* **STATED EXERCISE**:
Tally the lines that contain "this" and report the total alone.

* **GIVEN INFORMATION**:

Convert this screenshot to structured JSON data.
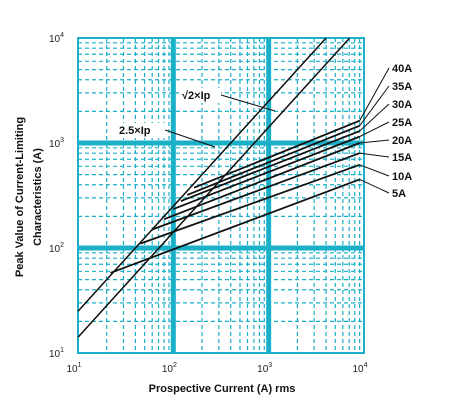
{
  "chart_data": {
    "type": "line",
    "xlabel": "Prospective Current (A) rms",
    "ylabel_line1": "Peak Value of Current-Limiting",
    "ylabel_line2": "Characteristics (A)",
    "x_scale": "log",
    "y_scale": "log",
    "xlim": [
      10,
      10000
    ],
    "ylim": [
      10,
      10000
    ],
    "grid": true,
    "grid_color": "#1ab0c8",
    "line_color": "#111111",
    "x_ticks": [
      {
        "base": "10",
        "exp": "1"
      },
      {
        "base": "10",
        "exp": "2"
      },
      {
        "base": "10",
        "exp": "3"
      },
      {
        "base": "10",
        "exp": "4"
      }
    ],
    "y_ticks": [
      {
        "base": "10",
        "exp": "1"
      },
      {
        "base": "10",
        "exp": "2"
      },
      {
        "base": "10",
        "exp": "3"
      },
      {
        "base": "10",
        "exp": "4"
      }
    ],
    "annotations": [
      {
        "label": "√2×Ip",
        "formula": "y = 1.414 x"
      },
      {
        "label": "2.5×Ip",
        "formula": "y = 2.5 x"
      }
    ],
    "series": [
      {
        "name": "40A",
        "points": [
          [
            165,
            375
          ],
          [
            9000,
            1630
          ]
        ]
      },
      {
        "name": "35A",
        "points": [
          [
            140,
            320
          ],
          [
            9000,
            1460
          ]
        ]
      },
      {
        "name": "30A",
        "points": [
          [
            120,
            280
          ],
          [
            9000,
            1300
          ]
        ]
      },
      {
        "name": "25A",
        "points": [
          [
            100,
            235
          ],
          [
            9000,
            1150
          ]
        ]
      },
      {
        "name": "20A",
        "points": [
          [
            80,
            188
          ],
          [
            9000,
            1000
          ]
        ]
      },
      {
        "name": "15A",
        "points": [
          [
            60,
            150
          ],
          [
            9000,
            800
          ]
        ]
      },
      {
        "name": "10A",
        "points": [
          [
            45,
            110
          ],
          [
            9000,
            620
          ]
        ]
      },
      {
        "name": "5A",
        "points": [
          [
            22,
            58
          ],
          [
            9000,
            450
          ]
        ]
      }
    ]
  }
}
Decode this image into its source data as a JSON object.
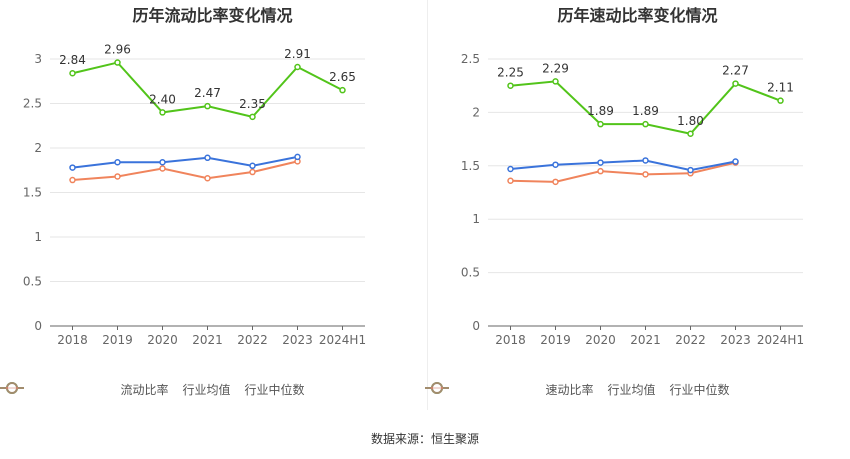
{
  "chart_data": [
    {
      "type": "line",
      "title": "历年流动比率变化情况",
      "categories": [
        "2018",
        "2019",
        "2020",
        "2021",
        "2022",
        "2023",
        "2024H1"
      ],
      "ylim": [
        0,
        3
      ],
      "yticks": [
        "0",
        "0.5",
        "1",
        "1.5",
        "2",
        "2.5",
        "3"
      ],
      "ytick_values": [
        0,
        0.5,
        1,
        1.5,
        2,
        2.5,
        3
      ],
      "grid": true,
      "legend_position": "bottom",
      "series": [
        {
          "name": "流动比率",
          "color": "#52c41a",
          "values": [
            2.84,
            2.96,
            2.4,
            2.47,
            2.35,
            2.91,
            2.65
          ],
          "labels": [
            "2.84",
            "2.96",
            "2.40",
            "2.47",
            "2.35",
            "2.91",
            "2.65"
          ]
        },
        {
          "name": "行业均值",
          "color": "#3a73db",
          "values": [
            1.78,
            1.84,
            1.84,
            1.89,
            1.8,
            1.9,
            null
          ]
        },
        {
          "name": "行业中位数",
          "color": "#f0845c",
          "values": [
            1.64,
            1.68,
            1.77,
            1.66,
            1.73,
            1.85,
            null
          ]
        }
      ]
    },
    {
      "type": "line",
      "title": "历年速动比率变化情况",
      "categories": [
        "2018",
        "2019",
        "2020",
        "2021",
        "2022",
        "2023",
        "2024H1"
      ],
      "ylim": [
        0,
        2.5
      ],
      "yticks": [
        "0",
        "0.5",
        "1",
        "1.5",
        "2",
        "2.5"
      ],
      "ytick_values": [
        0,
        0.5,
        1,
        1.5,
        2,
        2.5
      ],
      "grid": true,
      "legend_position": "bottom",
      "series": [
        {
          "name": "速动比率",
          "color": "#52c41a",
          "values": [
            2.25,
            2.29,
            1.89,
            1.89,
            1.8,
            2.27,
            2.11
          ],
          "labels": [
            "2.25",
            "2.29",
            "1.89",
            "1.89",
            "1.80",
            "2.27",
            "2.11"
          ]
        },
        {
          "name": "行业均值",
          "color": "#3a73db",
          "values": [
            1.47,
            1.51,
            1.53,
            1.55,
            1.46,
            1.54,
            null
          ]
        },
        {
          "name": "行业中位数",
          "color": "#f0845c",
          "values": [
            1.36,
            1.35,
            1.45,
            1.42,
            1.43,
            1.53,
            null
          ]
        }
      ]
    }
  ],
  "source": "数据来源：恒生聚源"
}
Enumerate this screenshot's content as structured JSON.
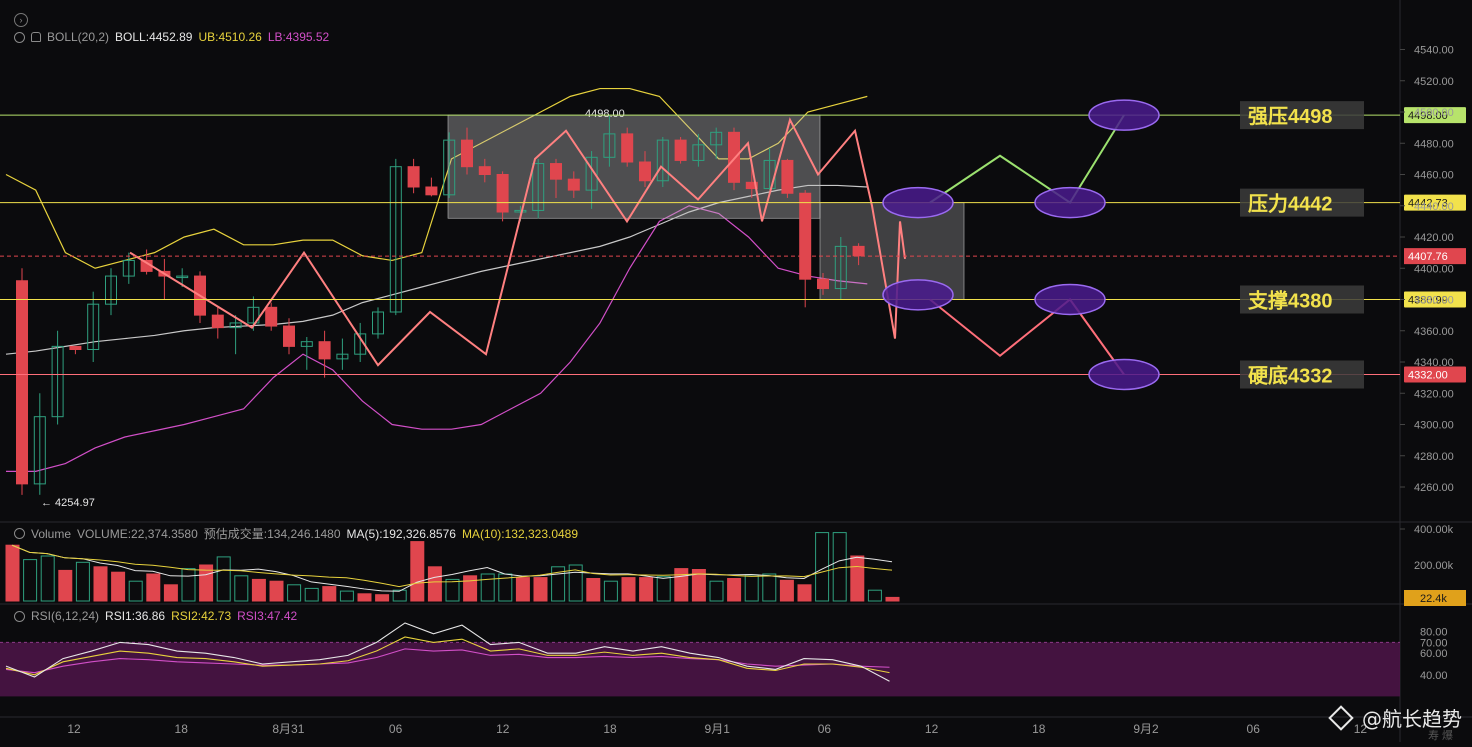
{
  "legend": {
    "boll": {
      "name": "BOLL(20,2)",
      "mid_label": "BOLL:4452.89",
      "ub_label": "UB:4510.26",
      "lb_label": "LB:4395.52"
    },
    "volume": {
      "name": "Volume",
      "vol_label": "VOLUME:22,374.3580",
      "est_label": "预估成交量:134,246.1480",
      "ma5_label": "MA(5):192,326.8576",
      "ma10_label": "MA(10):132,323.0489"
    },
    "rsi": {
      "name": "RSI(6,12,24)",
      "rsi1_label": "RSI1:36.86",
      "rsi2_label": "RSI2:42.73",
      "rsi3_label": "RSI3:47.42"
    }
  },
  "colors": {
    "bull": "#2fa07f",
    "bear": "#e0464e",
    "boll_mid": "#c8c8c8",
    "boll_ub": "#e7d23d",
    "boll_lb": "#d14fc7",
    "zigzag": "#ff8080",
    "proj_up": "#9be16f",
    "proj_down": "#ff6f7a",
    "ellipse_fill": "#4a1b8e",
    "ellipse_stroke": "#9a6af0",
    "level_yellow": "#f2e24c",
    "level_green": "#b7e36b",
    "level_pink": "#ff6f7a",
    "rsi_band": "#4a1446"
  },
  "chart_data": {
    "type": "candlestick",
    "x_labels": [
      "12",
      "18",
      "8月31",
      "06",
      "12",
      "18",
      "9月1",
      "06",
      "12",
      "18",
      "9月2",
      "06",
      "12"
    ],
    "price_axis": {
      "ticks": [
        4540,
        4520,
        4500,
        4480,
        4460,
        4440,
        4420,
        4400,
        4380,
        4360,
        4340,
        4320,
        4300,
        4280,
        4260
      ],
      "labels": [
        "4540.00",
        "4520.00",
        "4500.00",
        "4480.00",
        "4460.00",
        "4440.00",
        "4420.00",
        "4400.00",
        "4380.00",
        "4360.00",
        "4340.00",
        "4320.00",
        "4300.00",
        "4280.00",
        "4260.00"
      ]
    },
    "volume_axis": {
      "labels": [
        "400.00k",
        "200.00k",
        "22.4k"
      ]
    },
    "rsi_axis": {
      "labels": [
        "80.00",
        "70.00",
        "60.00",
        "40.00"
      ]
    },
    "candles": [
      {
        "o": 4392,
        "h": 4400,
        "l": 4255,
        "c": 4262
      },
      {
        "o": 4262,
        "h": 4320,
        "l": 4255,
        "c": 4305
      },
      {
        "o": 4305,
        "h": 4360,
        "l": 4300,
        "c": 4350
      },
      {
        "o": 4350,
        "h": 4350,
        "l": 4345,
        "c": 4348
      },
      {
        "o": 4348,
        "h": 4385,
        "l": 4340,
        "c": 4377
      },
      {
        "o": 4377,
        "h": 4400,
        "l": 4370,
        "c": 4395
      },
      {
        "o": 4395,
        "h": 4410,
        "l": 4390,
        "c": 4405
      },
      {
        "o": 4405,
        "h": 4412,
        "l": 4396,
        "c": 4398
      },
      {
        "o": 4398,
        "h": 4406,
        "l": 4380,
        "c": 4395
      },
      {
        "o": 4395,
        "h": 4400,
        "l": 4388,
        "c": 4395
      },
      {
        "o": 4395,
        "h": 4398,
        "l": 4365,
        "c": 4370
      },
      {
        "o": 4370,
        "h": 4375,
        "l": 4355,
        "c": 4362
      },
      {
        "o": 4362,
        "h": 4370,
        "l": 4345,
        "c": 4365
      },
      {
        "o": 4365,
        "h": 4382,
        "l": 4360,
        "c": 4375
      },
      {
        "o": 4375,
        "h": 4378,
        "l": 4360,
        "c": 4363
      },
      {
        "o": 4363,
        "h": 4368,
        "l": 4345,
        "c": 4350
      },
      {
        "o": 4350,
        "h": 4356,
        "l": 4335,
        "c": 4353
      },
      {
        "o": 4353,
        "h": 4360,
        "l": 4330,
        "c": 4342
      },
      {
        "o": 4342,
        "h": 4355,
        "l": 4335,
        "c": 4345
      },
      {
        "o": 4345,
        "h": 4365,
        "l": 4340,
        "c": 4358
      },
      {
        "o": 4358,
        "h": 4375,
        "l": 4355,
        "c": 4372
      },
      {
        "o": 4372,
        "h": 4470,
        "l": 4370,
        "c": 4465
      },
      {
        "o": 4465,
        "h": 4470,
        "l": 4448,
        "c": 4452
      },
      {
        "o": 4452,
        "h": 4458,
        "l": 4446,
        "c": 4447
      },
      {
        "o": 4447,
        "h": 4487,
        "l": 4445,
        "c": 4482
      },
      {
        "o": 4482,
        "h": 4490,
        "l": 4460,
        "c": 4465
      },
      {
        "o": 4465,
        "h": 4470,
        "l": 4455,
        "c": 4460
      },
      {
        "o": 4460,
        "h": 4462,
        "l": 4430,
        "c": 4436
      },
      {
        "o": 4436,
        "h": 4440,
        "l": 4430,
        "c": 4437
      },
      {
        "o": 4437,
        "h": 4470,
        "l": 4432,
        "c": 4467
      },
      {
        "o": 4467,
        "h": 4470,
        "l": 4445,
        "c": 4457
      },
      {
        "o": 4457,
        "h": 4462,
        "l": 4445,
        "c": 4450
      },
      {
        "o": 4450,
        "h": 4475,
        "l": 4438,
        "c": 4471
      },
      {
        "o": 4471,
        "h": 4498,
        "l": 4465,
        "c": 4486
      },
      {
        "o": 4486,
        "h": 4490,
        "l": 4465,
        "c": 4468
      },
      {
        "o": 4468,
        "h": 4475,
        "l": 4452,
        "c": 4456
      },
      {
        "o": 4456,
        "h": 4484,
        "l": 4452,
        "c": 4482
      },
      {
        "o": 4482,
        "h": 4484,
        "l": 4467,
        "c": 4469
      },
      {
        "o": 4469,
        "h": 4486,
        "l": 4465,
        "c": 4479
      },
      {
        "o": 4479,
        "h": 4490,
        "l": 4470,
        "c": 4487
      },
      {
        "o": 4487,
        "h": 4490,
        "l": 4450,
        "c": 4455
      },
      {
        "o": 4455,
        "h": 4467,
        "l": 4445,
        "c": 4451
      },
      {
        "o": 4451,
        "h": 4477,
        "l": 4450,
        "c": 4469
      },
      {
        "o": 4469,
        "h": 4470,
        "l": 4445,
        "c": 4448
      },
      {
        "o": 4448,
        "h": 4450,
        "l": 4375,
        "c": 4393
      },
      {
        "o": 4393,
        "h": 4397,
        "l": 4383,
        "c": 4387
      },
      {
        "o": 4387,
        "h": 4420,
        "l": 4380,
        "c": 4414
      },
      {
        "o": 4414,
        "h": 4416,
        "l": 4402,
        "c": 4408
      }
    ],
    "boll_mid": [
      4345,
      4347,
      4350,
      4353,
      4355,
      4357,
      4360,
      4362,
      4363,
      4364,
      4366,
      4370,
      4378,
      4383,
      4388,
      4393,
      4398,
      4402,
      4406,
      4410,
      4414,
      4420,
      4428,
      4436,
      4442,
      4446,
      4450,
      4453,
      4453,
      4452
    ],
    "boll_ub": [
      4460,
      4450,
      4410,
      4400,
      4405,
      4410,
      4420,
      4425,
      4415,
      4415,
      4418,
      4418,
      4408,
      4405,
      4410,
      4470,
      4480,
      4490,
      4500,
      4510,
      4515,
      4515,
      4510,
      4490,
      4470,
      4470,
      4480,
      4500,
      4505,
      4510
    ],
    "boll_lb": [
      4270,
      4270,
      4275,
      4285,
      4292,
      4296,
      4300,
      4305,
      4310,
      4330,
      4345,
      4335,
      4315,
      4300,
      4297,
      4297,
      4300,
      4310,
      4320,
      4340,
      4365,
      4400,
      4430,
      4440,
      4435,
      4420,
      4400,
      4395,
      4392,
      4390
    ],
    "volume_k": [
      310,
      230,
      250,
      170,
      215,
      190,
      160,
      110,
      150,
      90,
      180,
      200,
      245,
      140,
      120,
      110,
      90,
      70,
      80,
      55,
      40,
      35,
      60,
      330,
      190,
      120,
      140,
      150,
      150,
      130,
      130,
      190,
      200,
      125,
      110,
      130,
      130,
      135,
      180,
      175,
      110,
      125,
      145,
      150,
      115,
      90,
      380,
      380,
      250,
      60,
      20
    ],
    "rsi1": [
      48,
      38,
      55,
      62,
      70,
      68,
      62,
      60,
      56,
      50,
      52,
      54,
      58,
      70,
      88,
      78,
      86,
      68,
      70,
      60,
      60,
      66,
      62,
      66,
      60,
      56,
      48,
      45,
      55,
      54,
      48,
      34
    ],
    "rsi2": [
      46,
      40,
      52,
      57,
      62,
      60,
      56,
      55,
      52,
      48,
      49,
      50,
      53,
      62,
      75,
      70,
      73,
      62,
      64,
      58,
      58,
      61,
      58,
      60,
      56,
      54,
      46,
      44,
      50,
      50,
      47,
      42
    ],
    "rsi3": [
      45,
      42,
      48,
      52,
      55,
      54,
      52,
      51,
      50,
      49,
      49,
      50,
      51,
      56,
      64,
      62,
      63,
      58,
      59,
      56,
      56,
      57,
      56,
      57,
      55,
      54,
      50,
      48,
      49,
      50,
      48,
      47
    ],
    "zigzag": [
      4410,
      4362,
      4410,
      4338,
      4372,
      4345,
      4470,
      4488,
      4430,
      4465,
      4444,
      4480,
      4430,
      4495,
      4460,
      4488,
      4440,
      4355,
      4430,
      4406
    ],
    "annotations": {
      "high_label": "4498.00",
      "low_label": "← 4254.97"
    },
    "levels": [
      {
        "name": "强压4498",
        "price": 4498,
        "tag": "4498.00",
        "color_key": "level_green",
        "tag_bg": "#b7e36b",
        "tag_fg": "#1a1a1a"
      },
      {
        "name": "压力4442",
        "price": 4442,
        "tag": "4442.73",
        "color_key": "level_yellow",
        "tag_bg": "#f2e24c",
        "tag_fg": "#1a1a1a"
      },
      {
        "name": "支撑4380",
        "price": 4380,
        "tag": "4380.99",
        "color_key": "level_yellow",
        "tag_bg": "#f2e24c",
        "tag_fg": "#1a1a1a"
      },
      {
        "name": "硬底4332",
        "price": 4332,
        "tag": "4332.00",
        "color_key": "level_pink",
        "tag_bg": "#e0464e",
        "tag_fg": "#ffffff"
      }
    ],
    "current_price": {
      "value": 4407.76,
      "tag": "4407.76"
    },
    "volume_tag": "22.4k",
    "projection_up": [
      4442,
      4472,
      4442,
      4498
    ],
    "projection_down": [
      4380,
      4344,
      4380,
      4332
    ]
  },
  "watermark": {
    "text": "@航长趋势"
  },
  "footer_glyphs": "寿 爆"
}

* **EXPECTED OUTPUT**:
3